*Dataset content*
START
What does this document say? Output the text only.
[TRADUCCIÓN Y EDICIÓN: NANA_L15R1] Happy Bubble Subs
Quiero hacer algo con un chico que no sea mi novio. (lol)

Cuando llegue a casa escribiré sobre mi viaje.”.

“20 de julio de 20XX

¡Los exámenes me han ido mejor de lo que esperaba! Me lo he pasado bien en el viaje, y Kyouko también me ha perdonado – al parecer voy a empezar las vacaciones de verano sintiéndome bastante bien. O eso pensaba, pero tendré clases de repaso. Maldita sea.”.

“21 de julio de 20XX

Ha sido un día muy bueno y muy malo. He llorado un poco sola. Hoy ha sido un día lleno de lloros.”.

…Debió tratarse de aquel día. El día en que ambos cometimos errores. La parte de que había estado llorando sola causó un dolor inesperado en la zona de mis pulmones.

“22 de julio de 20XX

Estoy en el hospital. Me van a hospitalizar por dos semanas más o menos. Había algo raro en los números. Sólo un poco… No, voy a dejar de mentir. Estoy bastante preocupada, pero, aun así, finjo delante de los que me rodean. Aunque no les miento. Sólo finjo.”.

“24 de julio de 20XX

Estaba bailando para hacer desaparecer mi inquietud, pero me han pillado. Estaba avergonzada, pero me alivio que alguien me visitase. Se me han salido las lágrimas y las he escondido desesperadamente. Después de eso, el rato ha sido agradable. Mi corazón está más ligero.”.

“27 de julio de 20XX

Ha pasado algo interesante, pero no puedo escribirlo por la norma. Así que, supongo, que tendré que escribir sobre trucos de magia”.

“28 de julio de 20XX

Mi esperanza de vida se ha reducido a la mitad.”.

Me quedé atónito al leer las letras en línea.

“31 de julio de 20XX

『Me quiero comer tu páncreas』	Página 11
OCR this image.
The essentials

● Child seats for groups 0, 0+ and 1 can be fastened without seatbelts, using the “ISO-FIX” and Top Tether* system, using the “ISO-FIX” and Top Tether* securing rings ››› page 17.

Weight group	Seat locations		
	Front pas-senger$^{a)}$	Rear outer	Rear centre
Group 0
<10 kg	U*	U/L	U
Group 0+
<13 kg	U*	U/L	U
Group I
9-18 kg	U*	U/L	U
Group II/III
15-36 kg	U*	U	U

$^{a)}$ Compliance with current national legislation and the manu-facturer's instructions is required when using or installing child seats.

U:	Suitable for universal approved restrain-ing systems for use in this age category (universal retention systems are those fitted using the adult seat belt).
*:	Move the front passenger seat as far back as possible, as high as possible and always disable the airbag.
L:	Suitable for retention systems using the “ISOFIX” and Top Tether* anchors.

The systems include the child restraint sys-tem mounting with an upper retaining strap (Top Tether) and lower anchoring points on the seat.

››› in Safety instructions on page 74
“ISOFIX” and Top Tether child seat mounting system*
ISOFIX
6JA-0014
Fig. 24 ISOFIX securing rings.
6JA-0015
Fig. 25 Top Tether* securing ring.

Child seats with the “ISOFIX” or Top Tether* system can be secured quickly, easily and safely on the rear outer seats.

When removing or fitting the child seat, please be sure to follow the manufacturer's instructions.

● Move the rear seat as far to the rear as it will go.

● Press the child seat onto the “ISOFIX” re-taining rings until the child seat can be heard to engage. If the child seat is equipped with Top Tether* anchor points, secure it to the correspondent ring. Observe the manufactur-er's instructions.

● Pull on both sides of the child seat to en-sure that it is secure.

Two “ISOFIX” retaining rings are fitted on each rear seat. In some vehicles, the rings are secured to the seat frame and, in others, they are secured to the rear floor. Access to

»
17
END
*Exercise task*
Each entry above is to be set down again in exactly the same words.

*Solution to the problem*
What does this document say? Output the text only.
[TRADUCCIÓN Y EDICIÓN: NANA_L15R1] Happy Bubble Subs
Quiero hacer algo con un chico que no sea mi novio. (lol)

Cuando llegue a casa escribiré sobre mi viaje.”.

“20 de julio de 20XX

¡Los exámenes me han ido mejor de lo que esperaba! Me lo he pasado bien en el viaje, y Kyouko también me ha perdonado – al parecer voy a empezar las vacaciones de verano sintiéndome bastante bien. O eso pensaba, pero tendré clases de repaso. Maldita sea.”.

“21 de julio de 20XX

Ha sido un día muy bueno y muy malo. He llorado un poco sola. Hoy ha sido un día lleno de lloros.”.

…Debió tratarse de aquel día. El día en que ambos cometimos errores. La parte de que había estado llorando sola causó un dolor inesperado en la zona de mis pulmones.

“22 de julio de 20XX

Estoy en el hospital. Me van a hospitalizar por dos semanas más o menos. Había algo raro en los números. Sólo un poco… No, voy a dejar de mentir. Estoy bastante preocupada, pero, aun así, finjo delante de los que me rodean. Aunque no les miento. Sólo finjo.”.

“24 de julio de 20XX

Estaba bailando para hacer desaparecer mi inquietud, pero me han pillado. Estaba avergonzada, pero me alivio que alguien me visitase. Se me han salido las lágrimas y las he escondido desesperadamente. Después de eso, el rato ha sido agradable. Mi corazón está más ligero.”.

“27 de julio de 20XX

Ha pasado algo interesante, pero no puedo escribirlo por la norma. Así que, supongo, que tendré que escribir sobre trucos de magia”.

“28 de julio de 20XX

Mi esperanza de vida se ha reducido a la mitad.”.

Me quedé atónito al leer las letras en línea.

“31 de julio de 20XX

『Me quiero comer tu páncreas』	Página 11
OCR this image.
The essentials

● Child seats for groups 0, 0+ and 1 can be fastened without seatbelts, using the “ISO-FIX” and Top Tether* system, using the “ISO-FIX” and Top Tether* securing rings ››› page 17.

Weight group	Seat locations		
	Front pas-senger$^{a)}$	Rear outer	Rear centre
Group 0
<10 kg	U*	U/L	U
Group 0+
<13 kg	U*	U/L	U
Group I
9-18 kg	U*	U/L	U
Group II/III
15-36 kg	U*	U	U

$^{a)}$ Compliance with current national legislation and the manu-facturer's instructions is required when using or installing child seats.

U:	Suitable for universal approved restrain-ing systems for use in this age category (universal retention systems are those fitted using the adult seat belt).
*:	Move the front passenger seat as far back as possible, as high as possible and always disable the airbag.
L:	Suitable for retention systems using the “ISOFIX” and Top Tether* anchors.

The systems include the child restraint sys-tem mounting with an upper retaining strap (Top Tether) and lower anchoring points on the seat.

››› in Safety instructions on page 74
“ISOFIX” and Top Tether child seat mounting system*
ISOFIX
6JA-0014
Fig. 24 ISOFIX securing rings.
6JA-0015
Fig. 25 Top Tether* securing ring.

Child seats with the “ISOFIX” or Top Tether* system can be secured quickly, easily and safely on the rear outer seats.

When removing or fitting the child seat, please be sure to follow the manufacturer's instructions.

● Move the rear seat as far to the rear as it will go.

● Press the child seat onto the “ISOFIX” re-taining rings until the child seat can be heard to engage. If the child seat is equipped with Top Tether* anchor points, secure it to the correspondent ring. Observe the manufactur-er's instructions.

● Pull on both sides of the child seat to en-sure that it is secure.

Two “ISOFIX” retaining rings are fitted on each rear seat. In some vehicles, the rings are secured to the seat frame and, in others, they are secured to the rear floor. Access to

»
17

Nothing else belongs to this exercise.